**SET EXERCISE:**
Lift out each line of the data that holds "title".
--- --- ---
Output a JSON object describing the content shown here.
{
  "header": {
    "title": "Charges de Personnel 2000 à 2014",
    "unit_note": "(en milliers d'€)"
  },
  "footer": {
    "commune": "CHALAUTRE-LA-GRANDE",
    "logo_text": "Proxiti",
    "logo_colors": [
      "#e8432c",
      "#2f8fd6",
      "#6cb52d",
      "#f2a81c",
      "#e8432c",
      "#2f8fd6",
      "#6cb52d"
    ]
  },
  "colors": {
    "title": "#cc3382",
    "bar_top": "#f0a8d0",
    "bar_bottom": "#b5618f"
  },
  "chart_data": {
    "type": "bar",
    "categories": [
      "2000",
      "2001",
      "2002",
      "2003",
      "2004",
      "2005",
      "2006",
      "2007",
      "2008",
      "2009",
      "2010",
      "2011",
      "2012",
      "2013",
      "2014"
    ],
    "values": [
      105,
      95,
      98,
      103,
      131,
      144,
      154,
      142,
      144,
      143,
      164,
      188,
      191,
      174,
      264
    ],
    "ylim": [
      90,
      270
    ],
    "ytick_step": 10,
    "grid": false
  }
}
--- --- ---
**EXERCISE SOLUTION:**
    "title": "Charges de Personnel 2000 à 2014",
    "title": "#cc3382",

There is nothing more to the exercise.